Provided data:
'''

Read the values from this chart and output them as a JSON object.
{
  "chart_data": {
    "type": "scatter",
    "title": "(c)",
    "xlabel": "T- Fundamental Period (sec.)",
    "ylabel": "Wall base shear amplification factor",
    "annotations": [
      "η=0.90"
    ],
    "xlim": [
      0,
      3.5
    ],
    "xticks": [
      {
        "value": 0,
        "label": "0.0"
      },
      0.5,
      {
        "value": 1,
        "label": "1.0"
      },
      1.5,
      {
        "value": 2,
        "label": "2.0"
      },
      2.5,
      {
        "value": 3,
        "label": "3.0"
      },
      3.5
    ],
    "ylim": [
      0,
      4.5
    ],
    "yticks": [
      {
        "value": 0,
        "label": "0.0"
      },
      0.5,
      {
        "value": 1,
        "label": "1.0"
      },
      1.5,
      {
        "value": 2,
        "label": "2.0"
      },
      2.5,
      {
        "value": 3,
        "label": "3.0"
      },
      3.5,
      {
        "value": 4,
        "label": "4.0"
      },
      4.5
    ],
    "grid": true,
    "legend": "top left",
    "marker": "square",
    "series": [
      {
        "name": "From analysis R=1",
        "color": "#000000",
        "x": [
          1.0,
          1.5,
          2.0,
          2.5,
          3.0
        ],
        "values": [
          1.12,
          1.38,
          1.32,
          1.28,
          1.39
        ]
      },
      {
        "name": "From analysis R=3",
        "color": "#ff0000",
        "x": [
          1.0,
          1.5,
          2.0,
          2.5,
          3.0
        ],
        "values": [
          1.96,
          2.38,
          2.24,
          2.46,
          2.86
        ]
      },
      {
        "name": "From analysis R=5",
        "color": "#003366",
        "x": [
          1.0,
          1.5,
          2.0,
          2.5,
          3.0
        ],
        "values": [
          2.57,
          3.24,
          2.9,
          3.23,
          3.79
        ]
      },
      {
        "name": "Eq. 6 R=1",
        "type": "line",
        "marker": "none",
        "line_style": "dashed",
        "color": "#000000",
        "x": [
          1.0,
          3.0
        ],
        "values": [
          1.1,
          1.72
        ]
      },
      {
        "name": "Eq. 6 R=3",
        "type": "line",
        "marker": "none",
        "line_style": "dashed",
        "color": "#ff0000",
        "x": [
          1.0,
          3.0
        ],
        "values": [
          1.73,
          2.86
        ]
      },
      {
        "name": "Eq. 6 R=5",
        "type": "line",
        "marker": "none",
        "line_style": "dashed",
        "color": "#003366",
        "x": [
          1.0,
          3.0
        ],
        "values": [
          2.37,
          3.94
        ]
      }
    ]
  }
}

'''

Objective: Quote the data in full, keeping each word unchanged.

Answer to this task:
Read the values from this chart and output them as a JSON object.
{
  "chart_data": {
    "type": "scatter",
    "title": "(c)",
    "xlabel": "T- Fundamental Period (sec.)",
    "ylabel": "Wall base shear amplification factor",
    "annotations": [
      "η=0.90"
    ],
    "xlim": [
      0,
      3.5
    ],
    "xticks": [
      {
        "value": 0,
        "label": "0.0"
      },
      0.5,
      {
        "value": 1,
        "label": "1.0"
      },
      1.5,
      {
        "value": 2,
        "label": "2.0"
      },
      2.5,
      {
        "value": 3,
        "label": "3.0"
      },
      3.5
    ],
    "ylim": [
      0,
      4.5
    ],
    "yticks": [
      {
        "value": 0,
        "label": "0.0"
      },
      0.5,
      {
        "value": 1,
        "label": "1.0"
      },
      1.5,
      {
        "value": 2,
        "label": "2.0"
      },
      2.5,
      {
        "value": 3,
        "label": "3.0"
      },
      3.5,
      {
        "value": 4,
        "label": "4.0"
      },
      4.5
    ],
    "grid": true,
    "legend": "top left",
    "marker": "square",
    "series": [
      {
        "name": "From analysis R=1",
        "color": "#000000",
        "x": [
          1.0,
          1.5,
          2.0,
          2.5,
          3.0
        ],
        "values": [
          1.12,
          1.38,
          1.32,
          1.28,
          1.39
        ]
      },
      {
        "name": "From analysis R=3",
        "color": "#ff0000",
        "x": [
          1.0,
          1.5,
          2.0,
          2.5,
          3.0
        ],
        "values": [
          1.96,
          2.38,
          2.24,
          2.46,
          2.86
        ]
      },
      {
        "name": "From analysis R=5",
        "color": "#003366",
        "x": [
          1.0,
          1.5,
          2.0,
          2.5,
          3.0
        ],
        "values": [
          2.57,
          3.24,
          2.9,
          3.23,
          3.79
        ]
      },
      {
        "name": "Eq. 6 R=1",
        "type": "line",
        "marker": "none",
        "line_style": "dashed",
        "color": "#000000",
        "x": [
          1.0,
          3.0
        ],
        "values": [
          1.1,
          1.72
        ]
      },
      {
        "name": "Eq. 6 R=3",
        "type": "line",
        "marker": "none",
        "line_style": "dashed",
        "color": "#ff0000",
        "x": [
          1.0,
          3.0
        ],
        "values": [
          1.73,
          2.86
        ]
      },
      {
        "name": "Eq. 6 R=5",
        "type": "line",
        "marker": "none",
        "line_style": "dashed",
        "color": "#003366",
        "x": [
          1.0,
          3.0
        ],
        "values": [
          2.37,
          3.94
        ]
      }
    ]
  }
}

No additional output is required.